**Exercise goal**
Where the string "Simulation" occurs in the material below, report the whole line.

**Items listed in a dataset**
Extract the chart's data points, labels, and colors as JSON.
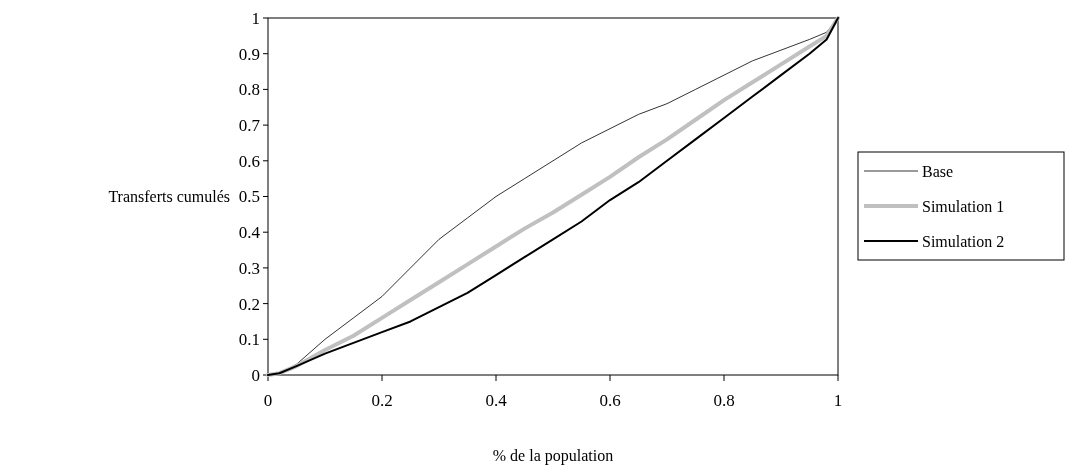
{
  "chart_data": {
    "type": "line",
    "xlabel": "% de la population",
    "ylabel": "Transferts cumulés",
    "xlim": [
      0,
      1
    ],
    "ylim": [
      0,
      1
    ],
    "xticks": [
      0,
      {
        "value": 0.2,
        "label": "0.2"
      },
      {
        "value": 0.4,
        "label": "0.4"
      },
      {
        "value": 0.6,
        "label": "0.6"
      },
      {
        "value": 0.8,
        "label": "0.8"
      },
      1
    ],
    "yticks": [
      0,
      {
        "value": 0.1,
        "label": "0.1"
      },
      {
        "value": 0.2,
        "label": "0.2"
      },
      {
        "value": 0.3,
        "label": "0.3"
      },
      {
        "value": 0.4,
        "label": "0.4"
      },
      {
        "value": 0.5,
        "label": "0.5"
      },
      {
        "value": 0.6,
        "label": "0.6"
      },
      {
        "value": 0.7,
        "label": "0.7"
      },
      {
        "value": 0.8,
        "label": "0.8"
      },
      {
        "value": 0.9,
        "label": "0.9"
      },
      1
    ],
    "legend": "right",
    "grid": false,
    "x": [
      0,
      0.02,
      0.05,
      0.1,
      0.15,
      0.2,
      0.25,
      0.3,
      0.35,
      0.4,
      0.45,
      0.5,
      0.55,
      0.6,
      0.65,
      0.7,
      0.75,
      0.8,
      0.85,
      0.9,
      0.95,
      0.98,
      1
    ],
    "series": [
      {
        "name": "Base",
        "color": "#000000",
        "values": [
          0,
          0.005,
          0.03,
          0.1,
          0.16,
          0.22,
          0.3,
          0.38,
          0.44,
          0.5,
          0.55,
          0.6,
          0.65,
          0.69,
          0.73,
          0.76,
          0.8,
          0.84,
          0.88,
          0.91,
          0.94,
          0.96,
          1
        ]
      },
      {
        "name": "Simulation 1",
        "color": "#c0c0c0",
        "values": [
          0,
          0.005,
          0.025,
          0.07,
          0.11,
          0.16,
          0.21,
          0.26,
          0.31,
          0.36,
          0.41,
          0.455,
          0.505,
          0.555,
          0.61,
          0.66,
          0.715,
          0.77,
          0.82,
          0.87,
          0.92,
          0.95,
          1
        ]
      },
      {
        "name": "Simulation 2",
        "color": "#000000",
        "values": [
          0,
          0.005,
          0.025,
          0.06,
          0.09,
          0.12,
          0.15,
          0.19,
          0.23,
          0.28,
          0.33,
          0.38,
          0.43,
          0.49,
          0.54,
          0.6,
          0.66,
          0.72,
          0.78,
          0.84,
          0.9,
          0.94,
          1
        ]
      }
    ]
  }
}
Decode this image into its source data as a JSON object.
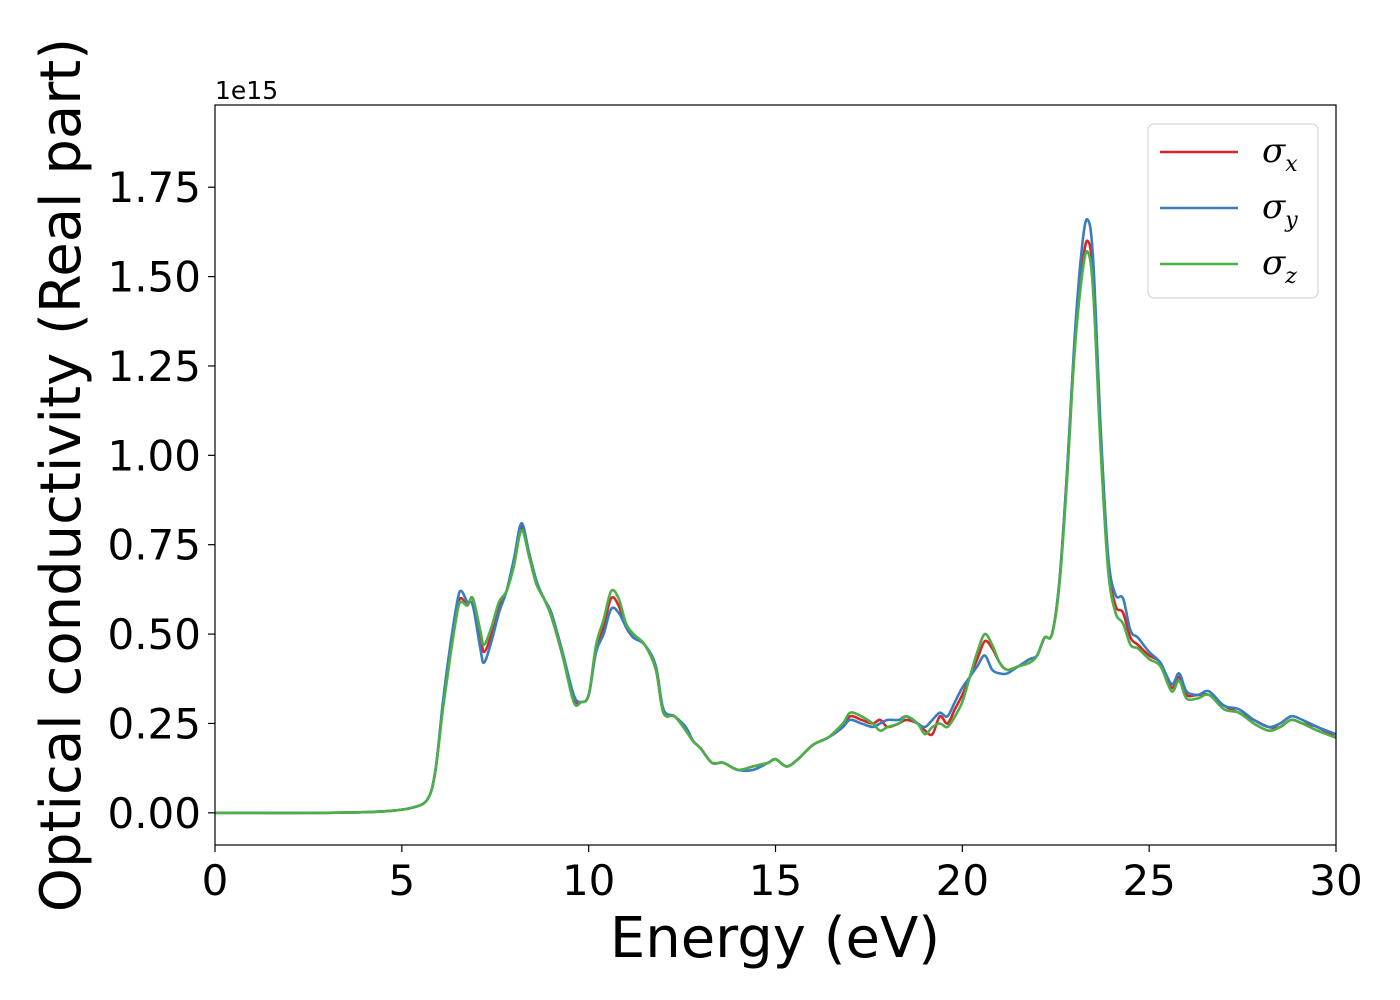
{
  "chart_data": {
    "type": "line",
    "title": "",
    "xlabel": "Energy (eV)",
    "ylabel": "Optical conductivity (Real part)",
    "y_offset_label": "1e15",
    "y_scale_multiplier": 1000000000000000.0,
    "xlim": [
      0,
      30
    ],
    "ylim": [
      -0.09,
      1.98
    ],
    "xticks": [
      0,
      5,
      10,
      15,
      20,
      25,
      30
    ],
    "xtick_labels": [
      "0",
      "5",
      "10",
      "15",
      "20",
      "25",
      "30"
    ],
    "yticks": [
      0.0,
      0.25,
      0.5,
      0.75,
      1.0,
      1.25,
      1.5,
      1.75
    ],
    "ytick_labels": [
      "0.00",
      "0.25",
      "0.50",
      "0.75",
      "1.00",
      "1.25",
      "1.50",
      "1.75"
    ],
    "grid": false,
    "legend_position": "top-right",
    "series": [
      {
        "name": "σx",
        "symbol": "σ",
        "subscript": "x",
        "color": "#d62728",
        "x": [
          0,
          3,
          4.5,
          5.3,
          5.7,
          5.9,
          6.1,
          6.3,
          6.5,
          6.6,
          6.75,
          6.9,
          7.1,
          7.2,
          7.4,
          7.6,
          7.8,
          8.0,
          8.2,
          8.4,
          8.6,
          8.8,
          9.0,
          9.3,
          9.6,
          9.8,
          10.0,
          10.2,
          10.4,
          10.6,
          10.8,
          11.0,
          11.2,
          11.5,
          11.8,
          12.0,
          12.3,
          12.6,
          12.8,
          13.0,
          13.3,
          13.6,
          14.0,
          14.4,
          14.8,
          15.0,
          15.3,
          15.6,
          16.0,
          16.4,
          16.8,
          17.0,
          17.3,
          17.6,
          17.8,
          18.0,
          18.3,
          18.5,
          18.8,
          19.0,
          19.2,
          19.4,
          19.6,
          19.8,
          20.0,
          20.2,
          20.4,
          20.6,
          20.8,
          21.0,
          21.2,
          21.5,
          21.8,
          22.0,
          22.2,
          22.4,
          22.6,
          22.8,
          23.0,
          23.2,
          23.35,
          23.5,
          23.7,
          23.9,
          24.1,
          24.3,
          24.5,
          24.7,
          25.0,
          25.3,
          25.6,
          25.8,
          26.0,
          26.3,
          26.6,
          27.0,
          27.4,
          27.8,
          28.2,
          28.5,
          28.8,
          29.1,
          29.5,
          30.0
        ],
        "y": [
          0.0,
          0.0,
          0.004,
          0.015,
          0.04,
          0.12,
          0.3,
          0.45,
          0.58,
          0.6,
          0.58,
          0.6,
          0.5,
          0.45,
          0.5,
          0.58,
          0.62,
          0.7,
          0.8,
          0.72,
          0.64,
          0.6,
          0.55,
          0.44,
          0.32,
          0.31,
          0.33,
          0.46,
          0.52,
          0.6,
          0.58,
          0.52,
          0.49,
          0.47,
          0.4,
          0.28,
          0.27,
          0.23,
          0.2,
          0.18,
          0.14,
          0.14,
          0.12,
          0.13,
          0.14,
          0.15,
          0.13,
          0.15,
          0.19,
          0.21,
          0.24,
          0.27,
          0.26,
          0.25,
          0.26,
          0.24,
          0.25,
          0.26,
          0.25,
          0.23,
          0.22,
          0.27,
          0.25,
          0.29,
          0.33,
          0.38,
          0.43,
          0.48,
          0.46,
          0.42,
          0.4,
          0.41,
          0.43,
          0.44,
          0.49,
          0.5,
          0.65,
          0.95,
          1.3,
          1.52,
          1.6,
          1.5,
          1.05,
          0.7,
          0.58,
          0.56,
          0.49,
          0.47,
          0.44,
          0.42,
          0.35,
          0.38,
          0.33,
          0.33,
          0.33,
          0.3,
          0.28,
          0.26,
          0.24,
          0.24,
          0.26,
          0.25,
          0.24,
          0.21
        ]
      },
      {
        "name": "σy",
        "symbol": "σ",
        "subscript": "y",
        "color": "#3a7dbe",
        "x": [
          0,
          3,
          4.5,
          5.3,
          5.7,
          5.9,
          6.1,
          6.3,
          6.5,
          6.6,
          6.75,
          6.9,
          7.1,
          7.2,
          7.4,
          7.6,
          7.8,
          8.0,
          8.2,
          8.4,
          8.6,
          8.8,
          9.0,
          9.3,
          9.6,
          9.8,
          10.0,
          10.2,
          10.4,
          10.6,
          10.8,
          11.0,
          11.2,
          11.5,
          11.8,
          12.0,
          12.3,
          12.6,
          12.8,
          13.0,
          13.3,
          13.6,
          14.0,
          14.4,
          14.8,
          15.0,
          15.3,
          15.6,
          16.0,
          16.4,
          16.8,
          17.0,
          17.3,
          17.6,
          17.8,
          18.0,
          18.3,
          18.5,
          18.8,
          19.0,
          19.2,
          19.4,
          19.6,
          19.8,
          20.0,
          20.2,
          20.4,
          20.6,
          20.8,
          21.0,
          21.2,
          21.5,
          21.8,
          22.0,
          22.2,
          22.4,
          22.6,
          22.8,
          23.0,
          23.2,
          23.35,
          23.5,
          23.7,
          23.9,
          24.1,
          24.3,
          24.5,
          24.7,
          25.0,
          25.3,
          25.6,
          25.8,
          26.0,
          26.3,
          26.6,
          27.0,
          27.4,
          27.8,
          28.2,
          28.5,
          28.8,
          29.1,
          29.5,
          30.0
        ],
        "y": [
          0.0,
          0.0,
          0.004,
          0.015,
          0.04,
          0.12,
          0.31,
          0.47,
          0.6,
          0.62,
          0.59,
          0.58,
          0.46,
          0.42,
          0.48,
          0.56,
          0.62,
          0.71,
          0.81,
          0.73,
          0.65,
          0.6,
          0.56,
          0.45,
          0.33,
          0.31,
          0.33,
          0.45,
          0.5,
          0.57,
          0.56,
          0.52,
          0.49,
          0.47,
          0.41,
          0.29,
          0.27,
          0.24,
          0.2,
          0.18,
          0.14,
          0.14,
          0.12,
          0.12,
          0.14,
          0.15,
          0.13,
          0.15,
          0.19,
          0.21,
          0.24,
          0.26,
          0.25,
          0.24,
          0.25,
          0.26,
          0.26,
          0.27,
          0.25,
          0.24,
          0.26,
          0.28,
          0.27,
          0.31,
          0.35,
          0.38,
          0.41,
          0.44,
          0.4,
          0.39,
          0.39,
          0.41,
          0.43,
          0.44,
          0.49,
          0.5,
          0.65,
          0.95,
          1.32,
          1.58,
          1.66,
          1.55,
          1.08,
          0.72,
          0.61,
          0.6,
          0.51,
          0.49,
          0.45,
          0.42,
          0.36,
          0.39,
          0.34,
          0.33,
          0.34,
          0.3,
          0.29,
          0.26,
          0.24,
          0.25,
          0.27,
          0.26,
          0.24,
          0.22
        ]
      },
      {
        "name": "σz",
        "symbol": "σ",
        "subscript": "z",
        "color": "#4daf4a",
        "x": [
          0,
          3,
          4.5,
          5.3,
          5.7,
          5.9,
          6.1,
          6.3,
          6.5,
          6.6,
          6.75,
          6.9,
          7.1,
          7.2,
          7.4,
          7.6,
          7.8,
          8.0,
          8.2,
          8.4,
          8.6,
          8.8,
          9.0,
          9.3,
          9.6,
          9.8,
          10.0,
          10.2,
          10.4,
          10.6,
          10.8,
          11.0,
          11.2,
          11.5,
          11.8,
          12.0,
          12.3,
          12.6,
          12.8,
          13.0,
          13.3,
          13.6,
          14.0,
          14.4,
          14.8,
          15.0,
          15.3,
          15.6,
          16.0,
          16.4,
          16.8,
          17.0,
          17.3,
          17.6,
          17.8,
          18.0,
          18.3,
          18.5,
          18.8,
          19.0,
          19.2,
          19.4,
          19.6,
          19.8,
          20.0,
          20.2,
          20.4,
          20.6,
          20.8,
          21.0,
          21.2,
          21.5,
          21.8,
          22.0,
          22.2,
          22.4,
          22.6,
          22.8,
          23.0,
          23.2,
          23.35,
          23.5,
          23.7,
          23.9,
          24.1,
          24.3,
          24.5,
          24.7,
          25.0,
          25.3,
          25.6,
          25.8,
          26.0,
          26.3,
          26.6,
          27.0,
          27.4,
          27.8,
          28.2,
          28.5,
          28.8,
          29.1,
          29.5,
          30.0
        ],
        "y": [
          0.0,
          0.0,
          0.004,
          0.015,
          0.04,
          0.12,
          0.29,
          0.44,
          0.57,
          0.59,
          0.58,
          0.6,
          0.51,
          0.47,
          0.52,
          0.59,
          0.62,
          0.69,
          0.79,
          0.72,
          0.64,
          0.6,
          0.55,
          0.44,
          0.31,
          0.31,
          0.33,
          0.47,
          0.54,
          0.62,
          0.6,
          0.53,
          0.5,
          0.47,
          0.4,
          0.28,
          0.27,
          0.23,
          0.2,
          0.18,
          0.14,
          0.14,
          0.12,
          0.13,
          0.14,
          0.15,
          0.13,
          0.15,
          0.19,
          0.21,
          0.25,
          0.28,
          0.27,
          0.25,
          0.23,
          0.24,
          0.25,
          0.27,
          0.25,
          0.22,
          0.24,
          0.25,
          0.24,
          0.27,
          0.31,
          0.38,
          0.45,
          0.5,
          0.47,
          0.42,
          0.4,
          0.41,
          0.42,
          0.44,
          0.49,
          0.5,
          0.64,
          0.93,
          1.28,
          1.5,
          1.57,
          1.46,
          1.02,
          0.68,
          0.56,
          0.53,
          0.47,
          0.46,
          0.43,
          0.41,
          0.34,
          0.37,
          0.32,
          0.32,
          0.33,
          0.29,
          0.28,
          0.25,
          0.23,
          0.24,
          0.26,
          0.25,
          0.23,
          0.21
        ]
      }
    ]
  }
}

**Output**
        "name": "Simulation 1",
        "name": "Simulation 2",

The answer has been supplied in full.